● **Problem requirements**: Wherever the string "Matched" appears in a line, extract that line.

● **Provided records**:
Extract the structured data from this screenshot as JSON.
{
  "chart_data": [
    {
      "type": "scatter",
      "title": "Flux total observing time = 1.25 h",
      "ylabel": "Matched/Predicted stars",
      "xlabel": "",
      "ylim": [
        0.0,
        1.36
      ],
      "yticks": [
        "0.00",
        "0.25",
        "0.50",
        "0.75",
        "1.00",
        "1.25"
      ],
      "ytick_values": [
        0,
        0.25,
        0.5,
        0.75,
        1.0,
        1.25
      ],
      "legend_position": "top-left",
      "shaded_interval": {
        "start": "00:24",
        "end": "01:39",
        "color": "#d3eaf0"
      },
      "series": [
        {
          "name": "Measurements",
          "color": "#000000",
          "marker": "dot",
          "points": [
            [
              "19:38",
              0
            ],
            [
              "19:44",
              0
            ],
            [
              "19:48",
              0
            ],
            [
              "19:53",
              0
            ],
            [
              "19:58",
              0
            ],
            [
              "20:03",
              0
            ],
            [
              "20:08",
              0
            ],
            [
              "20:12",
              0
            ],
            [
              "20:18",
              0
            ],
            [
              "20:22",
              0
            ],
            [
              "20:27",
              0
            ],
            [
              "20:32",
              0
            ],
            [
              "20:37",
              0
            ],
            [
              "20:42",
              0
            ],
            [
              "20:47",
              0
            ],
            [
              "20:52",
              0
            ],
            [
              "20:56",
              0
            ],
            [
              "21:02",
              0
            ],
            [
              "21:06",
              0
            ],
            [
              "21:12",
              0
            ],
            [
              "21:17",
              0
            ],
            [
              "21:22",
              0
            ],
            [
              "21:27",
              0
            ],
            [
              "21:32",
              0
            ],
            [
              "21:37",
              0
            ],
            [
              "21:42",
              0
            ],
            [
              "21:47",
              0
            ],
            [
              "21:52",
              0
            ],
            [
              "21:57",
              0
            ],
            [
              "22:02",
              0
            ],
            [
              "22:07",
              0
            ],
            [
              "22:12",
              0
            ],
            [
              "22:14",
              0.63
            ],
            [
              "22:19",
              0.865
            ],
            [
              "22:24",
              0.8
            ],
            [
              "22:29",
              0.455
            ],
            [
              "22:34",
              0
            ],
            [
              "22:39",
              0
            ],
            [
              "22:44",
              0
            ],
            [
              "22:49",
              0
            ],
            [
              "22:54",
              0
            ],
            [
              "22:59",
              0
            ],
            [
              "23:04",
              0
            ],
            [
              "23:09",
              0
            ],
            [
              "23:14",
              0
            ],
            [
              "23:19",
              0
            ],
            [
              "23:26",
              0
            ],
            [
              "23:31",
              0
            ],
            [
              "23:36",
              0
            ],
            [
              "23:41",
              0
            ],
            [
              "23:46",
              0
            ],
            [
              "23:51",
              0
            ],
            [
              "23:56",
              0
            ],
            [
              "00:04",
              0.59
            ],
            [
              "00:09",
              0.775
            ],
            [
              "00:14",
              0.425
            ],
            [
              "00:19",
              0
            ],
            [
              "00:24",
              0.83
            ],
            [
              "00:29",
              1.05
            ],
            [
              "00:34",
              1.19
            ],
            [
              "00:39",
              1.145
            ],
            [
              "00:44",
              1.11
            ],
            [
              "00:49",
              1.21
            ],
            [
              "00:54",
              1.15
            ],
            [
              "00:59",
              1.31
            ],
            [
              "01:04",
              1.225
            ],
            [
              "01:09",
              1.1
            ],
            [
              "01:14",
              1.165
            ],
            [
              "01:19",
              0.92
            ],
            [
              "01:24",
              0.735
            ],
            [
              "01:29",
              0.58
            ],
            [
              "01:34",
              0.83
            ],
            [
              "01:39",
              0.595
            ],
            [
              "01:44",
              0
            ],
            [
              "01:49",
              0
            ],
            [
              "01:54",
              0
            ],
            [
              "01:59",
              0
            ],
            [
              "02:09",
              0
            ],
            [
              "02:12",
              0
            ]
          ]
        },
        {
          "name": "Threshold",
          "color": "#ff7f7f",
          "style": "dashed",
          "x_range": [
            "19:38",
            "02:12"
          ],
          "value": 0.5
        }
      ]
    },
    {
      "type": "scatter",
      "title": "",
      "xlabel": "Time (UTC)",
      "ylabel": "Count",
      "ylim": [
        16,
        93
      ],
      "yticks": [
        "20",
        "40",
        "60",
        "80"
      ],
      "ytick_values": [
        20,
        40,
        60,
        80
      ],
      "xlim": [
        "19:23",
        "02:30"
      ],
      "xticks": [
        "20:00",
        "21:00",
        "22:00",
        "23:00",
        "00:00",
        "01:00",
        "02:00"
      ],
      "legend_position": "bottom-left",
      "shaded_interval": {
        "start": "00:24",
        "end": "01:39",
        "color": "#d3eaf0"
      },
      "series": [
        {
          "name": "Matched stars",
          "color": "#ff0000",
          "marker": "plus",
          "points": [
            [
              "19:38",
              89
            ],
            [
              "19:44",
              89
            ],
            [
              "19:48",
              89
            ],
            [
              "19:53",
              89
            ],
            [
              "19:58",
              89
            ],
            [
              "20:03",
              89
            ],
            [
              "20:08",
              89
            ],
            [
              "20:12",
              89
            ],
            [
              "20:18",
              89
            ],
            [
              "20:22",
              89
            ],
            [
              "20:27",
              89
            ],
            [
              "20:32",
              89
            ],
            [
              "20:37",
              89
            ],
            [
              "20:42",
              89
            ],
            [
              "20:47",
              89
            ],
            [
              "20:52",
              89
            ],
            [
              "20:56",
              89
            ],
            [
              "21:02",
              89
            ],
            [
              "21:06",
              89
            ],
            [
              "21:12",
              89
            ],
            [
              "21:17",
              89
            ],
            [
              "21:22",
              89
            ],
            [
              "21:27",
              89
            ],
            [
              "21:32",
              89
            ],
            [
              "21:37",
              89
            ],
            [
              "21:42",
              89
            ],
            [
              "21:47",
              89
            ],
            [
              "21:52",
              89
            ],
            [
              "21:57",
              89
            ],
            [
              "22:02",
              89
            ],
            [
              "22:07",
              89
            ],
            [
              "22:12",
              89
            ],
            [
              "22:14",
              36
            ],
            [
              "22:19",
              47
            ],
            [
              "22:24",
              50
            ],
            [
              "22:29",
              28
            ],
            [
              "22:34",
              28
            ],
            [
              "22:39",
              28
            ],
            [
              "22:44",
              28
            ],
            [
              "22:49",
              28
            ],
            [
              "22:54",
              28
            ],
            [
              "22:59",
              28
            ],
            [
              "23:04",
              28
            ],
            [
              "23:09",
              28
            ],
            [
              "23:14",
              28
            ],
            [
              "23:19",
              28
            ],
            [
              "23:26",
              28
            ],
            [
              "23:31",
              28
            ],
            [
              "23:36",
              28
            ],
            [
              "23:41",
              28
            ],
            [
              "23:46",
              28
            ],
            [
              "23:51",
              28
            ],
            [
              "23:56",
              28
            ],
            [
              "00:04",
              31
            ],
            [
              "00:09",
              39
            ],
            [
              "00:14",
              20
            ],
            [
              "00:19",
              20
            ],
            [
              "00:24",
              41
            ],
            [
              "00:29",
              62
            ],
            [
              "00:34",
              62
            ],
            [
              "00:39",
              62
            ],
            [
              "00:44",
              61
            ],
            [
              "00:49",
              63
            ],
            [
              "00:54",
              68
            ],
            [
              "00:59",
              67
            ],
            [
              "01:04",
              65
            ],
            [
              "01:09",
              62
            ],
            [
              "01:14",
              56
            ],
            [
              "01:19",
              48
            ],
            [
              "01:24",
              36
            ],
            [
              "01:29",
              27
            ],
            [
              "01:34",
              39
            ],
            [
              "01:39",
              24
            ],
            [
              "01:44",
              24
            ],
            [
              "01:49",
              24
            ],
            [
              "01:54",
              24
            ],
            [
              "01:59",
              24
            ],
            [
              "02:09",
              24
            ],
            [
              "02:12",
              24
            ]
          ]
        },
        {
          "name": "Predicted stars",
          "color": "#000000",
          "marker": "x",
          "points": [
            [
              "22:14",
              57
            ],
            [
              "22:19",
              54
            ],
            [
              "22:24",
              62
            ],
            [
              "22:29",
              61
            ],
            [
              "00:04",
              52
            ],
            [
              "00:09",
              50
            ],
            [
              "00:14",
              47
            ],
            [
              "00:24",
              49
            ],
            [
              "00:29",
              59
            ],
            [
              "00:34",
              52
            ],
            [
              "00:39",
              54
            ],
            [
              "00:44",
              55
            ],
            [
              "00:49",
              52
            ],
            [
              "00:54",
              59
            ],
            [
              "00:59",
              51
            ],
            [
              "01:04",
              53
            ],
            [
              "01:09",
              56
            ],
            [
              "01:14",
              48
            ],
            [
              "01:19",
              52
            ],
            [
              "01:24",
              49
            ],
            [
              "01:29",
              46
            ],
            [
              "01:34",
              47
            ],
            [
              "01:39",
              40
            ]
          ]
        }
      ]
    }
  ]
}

● **Exercise solution**:
      "ylabel": "Matched/Predicted stars",
          "name": "Matched stars",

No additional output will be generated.